La Grande aventure de Le Moyne d'Iberville/10

Texte établi par Albert Lévesque, Éditions Albert Lévesque (p. 129-143).



II

LE FLEUVE À L’EAU BOURBEUSE
ET BLANCHE


I



UNE passe « fort serpentante » ; un grand lac « et une rivière qui se descharge dedans ». C’est la Mobile, hantée du souvenir tragique de Hernando de Soto. Des îles barrent l’entrée du fleuve. Dans sa biscayenne, M. d’Iberville va explorer la plus longue. Spectacle d’horreur : soixante crânes, des ossements, des armes, des pots de terre gisent sur le sable près d’une pirogue échouée. Restes pitoyables d’une tribu, de ces Indiens sans doute qui ont combattu le conquistador. Notre grand homme de guerre se découvre : ces sauvages ont été bons guerriers.

Mais il n’a plus à craindre leurs attaques dans ses explorations. Les vaisseaux appareillent pour s’éloigner de l’île du Massacre. M. d’Iberville l’a ainsi nommée.

Données affichées

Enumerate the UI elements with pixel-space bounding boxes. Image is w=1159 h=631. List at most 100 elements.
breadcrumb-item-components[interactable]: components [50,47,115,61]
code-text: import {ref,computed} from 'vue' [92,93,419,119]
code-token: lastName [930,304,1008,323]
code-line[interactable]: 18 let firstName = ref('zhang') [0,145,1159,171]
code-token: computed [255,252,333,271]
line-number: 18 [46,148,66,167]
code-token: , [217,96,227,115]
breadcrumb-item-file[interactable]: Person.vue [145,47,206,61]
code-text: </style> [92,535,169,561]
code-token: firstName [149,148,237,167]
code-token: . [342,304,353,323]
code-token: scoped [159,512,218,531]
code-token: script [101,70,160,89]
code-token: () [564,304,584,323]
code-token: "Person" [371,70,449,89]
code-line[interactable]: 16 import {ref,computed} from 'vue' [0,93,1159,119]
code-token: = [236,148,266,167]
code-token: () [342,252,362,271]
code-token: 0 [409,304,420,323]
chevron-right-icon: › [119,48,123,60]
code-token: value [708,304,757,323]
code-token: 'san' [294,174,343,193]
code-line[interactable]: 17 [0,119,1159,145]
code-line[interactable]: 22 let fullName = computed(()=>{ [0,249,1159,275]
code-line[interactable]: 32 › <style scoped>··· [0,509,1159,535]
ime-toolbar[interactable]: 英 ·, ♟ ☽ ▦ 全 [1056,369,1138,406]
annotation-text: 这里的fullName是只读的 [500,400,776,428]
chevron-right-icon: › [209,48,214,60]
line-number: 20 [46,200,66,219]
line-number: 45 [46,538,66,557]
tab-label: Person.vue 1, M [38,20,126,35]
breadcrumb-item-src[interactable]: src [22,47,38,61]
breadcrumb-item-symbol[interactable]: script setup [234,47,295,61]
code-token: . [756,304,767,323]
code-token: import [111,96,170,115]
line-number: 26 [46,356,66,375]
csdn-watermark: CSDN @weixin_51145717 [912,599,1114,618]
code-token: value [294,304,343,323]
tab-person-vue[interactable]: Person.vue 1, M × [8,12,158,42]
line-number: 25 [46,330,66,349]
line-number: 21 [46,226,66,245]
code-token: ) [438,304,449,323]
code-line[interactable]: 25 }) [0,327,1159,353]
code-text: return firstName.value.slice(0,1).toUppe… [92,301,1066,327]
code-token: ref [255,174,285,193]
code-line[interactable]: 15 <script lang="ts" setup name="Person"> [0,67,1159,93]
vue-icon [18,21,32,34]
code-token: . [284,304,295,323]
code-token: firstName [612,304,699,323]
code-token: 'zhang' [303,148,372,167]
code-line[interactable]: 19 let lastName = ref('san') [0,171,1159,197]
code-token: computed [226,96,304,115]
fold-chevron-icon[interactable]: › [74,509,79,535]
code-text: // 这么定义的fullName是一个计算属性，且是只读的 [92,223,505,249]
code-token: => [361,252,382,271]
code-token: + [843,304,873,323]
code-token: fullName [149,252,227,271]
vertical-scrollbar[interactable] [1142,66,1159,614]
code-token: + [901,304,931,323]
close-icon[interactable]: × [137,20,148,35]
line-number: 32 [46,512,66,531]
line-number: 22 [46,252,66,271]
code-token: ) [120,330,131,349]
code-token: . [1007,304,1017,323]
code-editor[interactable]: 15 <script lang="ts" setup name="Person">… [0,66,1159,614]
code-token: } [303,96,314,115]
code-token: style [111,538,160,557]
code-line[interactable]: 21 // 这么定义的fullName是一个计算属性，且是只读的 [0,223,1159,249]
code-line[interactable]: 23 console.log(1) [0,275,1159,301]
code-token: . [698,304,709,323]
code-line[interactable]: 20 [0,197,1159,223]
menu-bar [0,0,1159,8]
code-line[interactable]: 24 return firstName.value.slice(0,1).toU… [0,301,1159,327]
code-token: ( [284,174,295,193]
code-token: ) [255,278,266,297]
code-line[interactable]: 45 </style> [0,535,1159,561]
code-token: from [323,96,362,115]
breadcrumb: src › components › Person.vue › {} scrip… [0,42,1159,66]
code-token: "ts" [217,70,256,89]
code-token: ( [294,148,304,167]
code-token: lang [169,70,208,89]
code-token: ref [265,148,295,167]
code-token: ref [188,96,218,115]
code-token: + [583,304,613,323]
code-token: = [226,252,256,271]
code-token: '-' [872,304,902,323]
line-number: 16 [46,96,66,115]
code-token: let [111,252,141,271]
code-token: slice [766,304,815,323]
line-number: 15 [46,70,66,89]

Consignes
**a)** Énumérez tout ce qui, selon l'extrait, gît sur le sable près de la pirogue échouée.
**b)** Mettez en liste numérotée les entrées, en commençant au début de celles-ci et en terminant à la ligne contenant "code-token: value [294,304,343,323]", incluse.
L'extrait et les entrées proviennent de sources distinctes.

Résultats par consigne
**a)**
- soixante crânes
- des ossements
- des armes
- des pots de terre

**b)**
1. Enumerate the UI elements with pixel-space bounding boxes. Image is w=1159 h=631. List at most 100 elements.
2. breadcrumb-item-components[interactable]: components [50,47,115,61]
3. code-text: import {ref,computed} from 'vue' [92,93,419,119]
4. code-token: lastName [930,304,1008,323]
5. code-line[interactable]: 18 let firstName = ref('zhang') [0,145,1159,171]
6. code-token: computed [255,252,333,271]
7. line-number: 18 [46,148,66,167]
8. code-token: , [217,96,227,115]
9. breadcrumb-item-file[interactable]: Person.vue [145,47,206,61]
10. code-text: </style> [92,535,169,561]
11. code-token: firstName [149,148,237,167]
12. code-token: . [342,304,353,323]
13. code-token: scoped [159,512,218,531]
14. code-token: script [101,70,160,89]
15. code-token: () [564,304,584,323]
16. code-token: "Person" [371,70,449,89]
17. code-line[interactable]: 16 import {ref,computed} from 'vue' [0,93,1159,119]
18. code-token: = [236,148,266,167]
19. code-token: () [342,252,362,271]
20. code-token: 0 [409,304,420,323]
21. chevron-right-icon: › [119,48,123,60]
22. code-token: value [708,304,757,323]
23. code-token: 'san' [294,174,343,193]
24. code-line[interactable]: 17 [0,119,1159,145]
25. code-line[interactable]: 22 let fullName = computed(()=>{ [0,249,1159,275]
26. code-line[interactable]: 32 › <style scoped>··· [0,509,1159,535]
27. ime-toolbar[interactable]: 英 ·, ♟ ☽ ▦ 全 [1056,369,1138,406]
28. annotation-text: 这里的fullName是只读的 [500,400,776,428]
29. chevron-right-icon: › [209,48,214,60]
30. line-number: 20 [46,200,66,219]
31. line-number: 45 [46,538,66,557]
32. tab-label: Person.vue 1, M [38,20,126,35]
33. breadcrumb-item-src[interactable]: src [22,47,38,61]
34. breadcrumb-item-symbol[interactable]: script setup [234,47,295,61]
35. code-token: . [756,304,767,323]
36. code-token: import [111,96,170,115]
37. line-number: 26 [46,356,66,375]
38. csdn-watermark: CSDN @weixin_51145717 [912,599,1114,618]
39. code-token: value [294,304,343,323]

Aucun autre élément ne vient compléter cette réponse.